— begin Information given —

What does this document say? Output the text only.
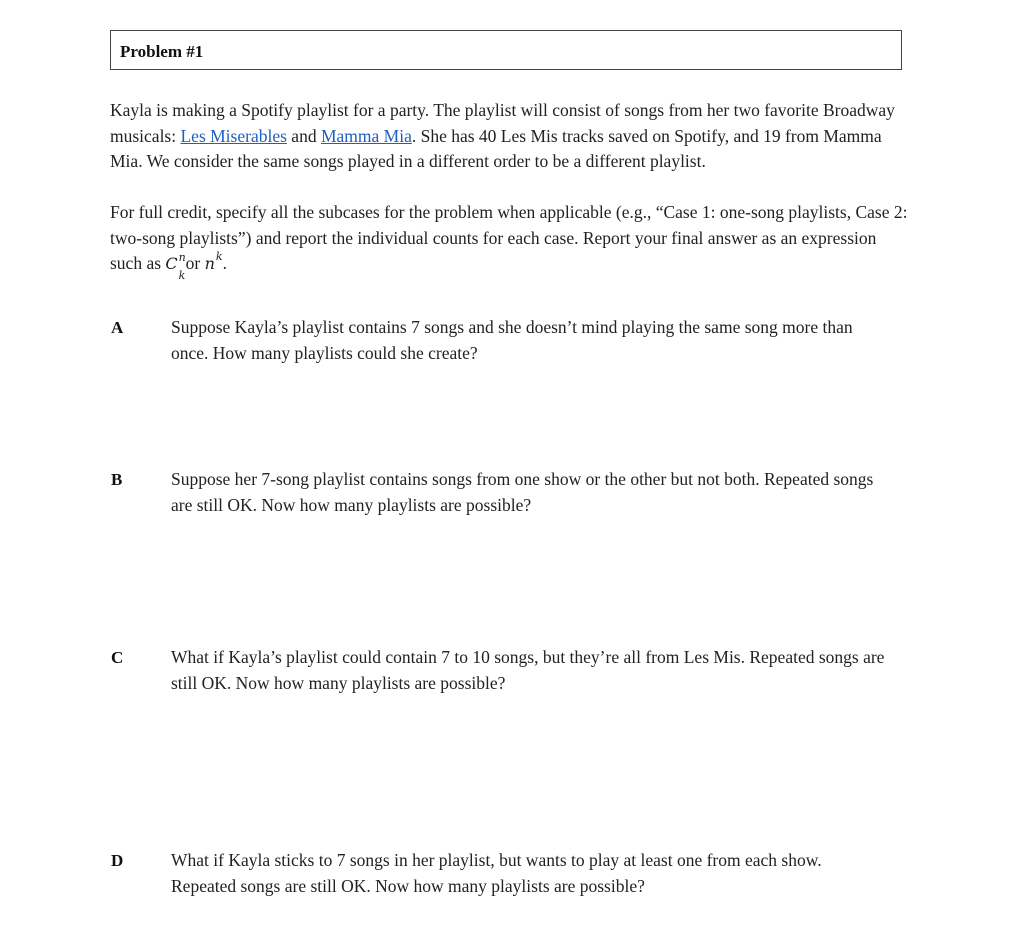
Problem #1
Kayla is making a Spotify playlist for a party. The playlist will consist of songs from her two favorite Broadway musicals: Les Miserables and Mamma Mia. She has 40 Les Mis tracks saved on Spotify, and 19 from Mamma Mia. We consider the same songs played in a different order to be a different playlist.
For full credit, specify all the subcases for the problem when applicable (e.g., “Case 1: one-song playlists, Case 2: two-song playlists”) and report the individual counts for each case. Report your final answer as an expression such as C n
k
or $n^k$.
A	Suppose Kayla’s playlist contains 7 songs and she doesn’t mind playing the same song more than once. How many playlists could she create?
B	Suppose her 7-song playlist contains songs from one show or the other but not both. Repeated songs are still OK. Now how many playlists are possible?
C	What if Kayla’s playlist could contain 7 to 10 songs, but they’re all from Les Mis. Repeated songs are still OK. Now how many playlists are possible?
D	What if Kayla sticks to 7 songs in her playlist, but wants to play at least one from each show. Repeated songs are still OK. Now how many playlists are possible?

— end Information given —

Go through the material line by line. Show each line that contains the string "same".

## Result of this exercise:
Kayla is making a Spotify playlist for a party. The playlist will consist of songs from her two favorite Broadway musicals: Les Miserables and Mamma Mia. She has 40 Les Mis tracks saved on Spotify, and 19 from Mamma Mia. We consider the same songs played in a different order to be a different playlist.
A	Suppose Kayla’s playlist contains 7 songs and she doesn’t mind playing the same song more than once. How many playlists could she create?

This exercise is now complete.